**What is required:** What is the number of lines in these entries that include "atividade"? Write that number and no other text.

**Information shown:**
===
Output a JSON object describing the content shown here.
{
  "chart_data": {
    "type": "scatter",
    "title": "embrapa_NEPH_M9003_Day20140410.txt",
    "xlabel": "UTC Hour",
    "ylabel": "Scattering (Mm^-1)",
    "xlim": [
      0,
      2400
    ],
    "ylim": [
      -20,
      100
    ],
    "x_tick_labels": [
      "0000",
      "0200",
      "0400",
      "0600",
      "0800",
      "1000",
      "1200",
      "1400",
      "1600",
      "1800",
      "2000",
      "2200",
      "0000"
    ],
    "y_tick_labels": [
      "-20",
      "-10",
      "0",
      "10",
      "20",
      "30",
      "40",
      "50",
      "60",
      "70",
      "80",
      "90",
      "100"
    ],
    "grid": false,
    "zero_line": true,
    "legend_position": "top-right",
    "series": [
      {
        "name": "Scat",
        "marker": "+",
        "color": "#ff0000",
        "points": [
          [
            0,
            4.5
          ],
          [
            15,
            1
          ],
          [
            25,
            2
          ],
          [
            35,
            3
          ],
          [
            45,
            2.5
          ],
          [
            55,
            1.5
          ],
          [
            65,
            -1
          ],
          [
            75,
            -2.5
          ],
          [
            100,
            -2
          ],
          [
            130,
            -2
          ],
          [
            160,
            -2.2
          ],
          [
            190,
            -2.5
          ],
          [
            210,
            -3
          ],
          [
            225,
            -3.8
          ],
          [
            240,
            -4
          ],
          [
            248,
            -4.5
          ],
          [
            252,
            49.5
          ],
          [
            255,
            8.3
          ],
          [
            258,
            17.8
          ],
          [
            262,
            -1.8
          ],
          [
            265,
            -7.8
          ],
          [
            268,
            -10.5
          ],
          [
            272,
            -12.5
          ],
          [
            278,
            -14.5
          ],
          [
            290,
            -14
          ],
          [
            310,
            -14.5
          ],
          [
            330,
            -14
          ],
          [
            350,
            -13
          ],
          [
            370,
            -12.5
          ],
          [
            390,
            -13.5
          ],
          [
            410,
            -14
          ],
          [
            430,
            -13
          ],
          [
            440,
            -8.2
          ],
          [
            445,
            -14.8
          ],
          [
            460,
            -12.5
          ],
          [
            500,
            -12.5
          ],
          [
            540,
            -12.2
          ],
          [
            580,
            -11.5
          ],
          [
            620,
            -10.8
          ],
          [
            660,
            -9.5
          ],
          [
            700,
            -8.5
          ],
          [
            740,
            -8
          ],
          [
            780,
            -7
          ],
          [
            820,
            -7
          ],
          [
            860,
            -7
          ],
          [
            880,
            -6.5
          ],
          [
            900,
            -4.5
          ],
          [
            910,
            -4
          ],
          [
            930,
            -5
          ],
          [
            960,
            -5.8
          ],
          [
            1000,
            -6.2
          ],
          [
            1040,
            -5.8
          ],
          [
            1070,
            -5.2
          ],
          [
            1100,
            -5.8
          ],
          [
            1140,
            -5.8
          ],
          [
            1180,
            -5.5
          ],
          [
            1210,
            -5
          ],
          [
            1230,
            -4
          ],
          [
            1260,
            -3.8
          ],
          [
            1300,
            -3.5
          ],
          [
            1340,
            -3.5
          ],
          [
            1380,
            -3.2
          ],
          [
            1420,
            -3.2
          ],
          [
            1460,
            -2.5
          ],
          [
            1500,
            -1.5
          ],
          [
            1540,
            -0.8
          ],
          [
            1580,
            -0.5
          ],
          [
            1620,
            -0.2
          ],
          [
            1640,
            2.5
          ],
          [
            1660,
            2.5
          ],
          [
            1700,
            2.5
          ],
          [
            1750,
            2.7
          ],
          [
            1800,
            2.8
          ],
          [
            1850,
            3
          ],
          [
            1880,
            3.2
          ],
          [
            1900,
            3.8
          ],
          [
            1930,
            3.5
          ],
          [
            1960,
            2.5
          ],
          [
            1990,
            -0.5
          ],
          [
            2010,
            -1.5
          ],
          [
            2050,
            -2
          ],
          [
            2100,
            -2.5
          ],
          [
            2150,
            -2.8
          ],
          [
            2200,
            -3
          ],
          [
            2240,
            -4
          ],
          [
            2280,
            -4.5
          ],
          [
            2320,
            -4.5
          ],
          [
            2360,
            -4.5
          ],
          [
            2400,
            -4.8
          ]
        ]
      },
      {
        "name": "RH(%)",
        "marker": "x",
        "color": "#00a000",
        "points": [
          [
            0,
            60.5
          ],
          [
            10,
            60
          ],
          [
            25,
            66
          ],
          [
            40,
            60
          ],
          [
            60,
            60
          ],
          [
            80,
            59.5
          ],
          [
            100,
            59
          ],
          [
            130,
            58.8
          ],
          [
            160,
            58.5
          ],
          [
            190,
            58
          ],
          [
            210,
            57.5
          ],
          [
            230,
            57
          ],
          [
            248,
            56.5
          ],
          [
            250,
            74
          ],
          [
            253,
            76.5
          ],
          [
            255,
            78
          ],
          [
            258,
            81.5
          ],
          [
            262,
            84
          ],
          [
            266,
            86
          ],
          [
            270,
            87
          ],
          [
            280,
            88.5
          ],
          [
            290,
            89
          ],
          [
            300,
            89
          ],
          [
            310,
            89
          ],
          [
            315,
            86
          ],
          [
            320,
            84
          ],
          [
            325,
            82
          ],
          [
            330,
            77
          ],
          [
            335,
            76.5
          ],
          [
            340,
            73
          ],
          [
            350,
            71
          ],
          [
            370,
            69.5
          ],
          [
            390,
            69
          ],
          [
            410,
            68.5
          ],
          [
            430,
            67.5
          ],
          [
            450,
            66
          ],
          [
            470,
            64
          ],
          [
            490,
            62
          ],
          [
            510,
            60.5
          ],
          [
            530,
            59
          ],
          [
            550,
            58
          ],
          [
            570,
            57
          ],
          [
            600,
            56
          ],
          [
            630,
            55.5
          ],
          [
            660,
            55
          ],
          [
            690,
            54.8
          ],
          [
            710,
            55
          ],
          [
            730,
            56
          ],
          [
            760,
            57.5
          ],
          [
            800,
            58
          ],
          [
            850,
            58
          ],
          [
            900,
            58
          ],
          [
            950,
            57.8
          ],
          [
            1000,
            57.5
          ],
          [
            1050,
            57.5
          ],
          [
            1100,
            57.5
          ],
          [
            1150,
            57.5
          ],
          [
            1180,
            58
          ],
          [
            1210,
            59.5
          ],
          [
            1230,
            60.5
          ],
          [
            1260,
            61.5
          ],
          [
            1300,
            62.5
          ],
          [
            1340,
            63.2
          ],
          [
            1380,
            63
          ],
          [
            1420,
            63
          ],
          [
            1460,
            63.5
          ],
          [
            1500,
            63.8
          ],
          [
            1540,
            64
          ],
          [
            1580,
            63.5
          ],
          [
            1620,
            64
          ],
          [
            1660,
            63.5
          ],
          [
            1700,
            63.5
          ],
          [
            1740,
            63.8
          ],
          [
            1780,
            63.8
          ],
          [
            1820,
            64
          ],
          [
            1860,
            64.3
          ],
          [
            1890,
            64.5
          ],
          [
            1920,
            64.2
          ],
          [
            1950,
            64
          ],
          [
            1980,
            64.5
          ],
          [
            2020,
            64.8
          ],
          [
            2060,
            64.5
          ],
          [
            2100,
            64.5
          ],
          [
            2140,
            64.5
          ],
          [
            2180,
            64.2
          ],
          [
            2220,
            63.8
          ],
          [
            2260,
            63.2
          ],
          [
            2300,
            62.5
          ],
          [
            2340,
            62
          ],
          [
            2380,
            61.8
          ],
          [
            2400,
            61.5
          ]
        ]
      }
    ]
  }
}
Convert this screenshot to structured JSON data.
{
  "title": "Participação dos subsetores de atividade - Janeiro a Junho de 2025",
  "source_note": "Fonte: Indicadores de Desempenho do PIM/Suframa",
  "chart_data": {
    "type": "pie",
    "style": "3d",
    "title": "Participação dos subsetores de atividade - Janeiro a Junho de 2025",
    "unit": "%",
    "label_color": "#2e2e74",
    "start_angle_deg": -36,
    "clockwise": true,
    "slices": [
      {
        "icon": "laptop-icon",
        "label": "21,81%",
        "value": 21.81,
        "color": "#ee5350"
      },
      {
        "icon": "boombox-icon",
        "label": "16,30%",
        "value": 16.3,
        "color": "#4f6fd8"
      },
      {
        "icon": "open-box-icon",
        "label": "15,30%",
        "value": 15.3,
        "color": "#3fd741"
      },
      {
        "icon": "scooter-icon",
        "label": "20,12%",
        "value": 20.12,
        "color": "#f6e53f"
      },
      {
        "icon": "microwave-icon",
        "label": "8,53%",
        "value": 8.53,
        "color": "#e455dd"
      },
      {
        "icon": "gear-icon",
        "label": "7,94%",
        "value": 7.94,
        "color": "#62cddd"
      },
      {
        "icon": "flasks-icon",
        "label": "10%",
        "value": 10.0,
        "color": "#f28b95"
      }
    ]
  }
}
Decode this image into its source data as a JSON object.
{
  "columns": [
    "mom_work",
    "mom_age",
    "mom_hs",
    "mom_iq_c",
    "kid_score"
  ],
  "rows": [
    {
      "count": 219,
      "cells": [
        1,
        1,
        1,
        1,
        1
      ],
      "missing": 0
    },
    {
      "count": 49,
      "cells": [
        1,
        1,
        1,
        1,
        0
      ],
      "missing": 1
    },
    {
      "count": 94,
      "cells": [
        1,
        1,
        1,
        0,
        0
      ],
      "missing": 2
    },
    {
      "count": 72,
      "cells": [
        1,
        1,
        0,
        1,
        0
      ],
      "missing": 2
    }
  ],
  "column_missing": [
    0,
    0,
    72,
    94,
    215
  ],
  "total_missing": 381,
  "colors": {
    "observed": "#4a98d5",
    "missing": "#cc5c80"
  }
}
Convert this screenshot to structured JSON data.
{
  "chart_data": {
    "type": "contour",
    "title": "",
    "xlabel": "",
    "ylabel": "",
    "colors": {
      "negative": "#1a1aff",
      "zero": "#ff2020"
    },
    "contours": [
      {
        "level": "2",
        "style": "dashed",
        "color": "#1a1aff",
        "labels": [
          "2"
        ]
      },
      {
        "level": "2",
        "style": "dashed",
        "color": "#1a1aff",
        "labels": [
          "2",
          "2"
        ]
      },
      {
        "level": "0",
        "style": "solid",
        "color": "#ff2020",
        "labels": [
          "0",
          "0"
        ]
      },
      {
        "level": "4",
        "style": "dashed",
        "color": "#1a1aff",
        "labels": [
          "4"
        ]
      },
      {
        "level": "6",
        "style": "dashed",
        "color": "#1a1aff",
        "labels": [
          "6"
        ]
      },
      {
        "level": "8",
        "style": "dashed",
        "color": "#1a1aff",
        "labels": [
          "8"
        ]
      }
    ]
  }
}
===
**Task result:** 2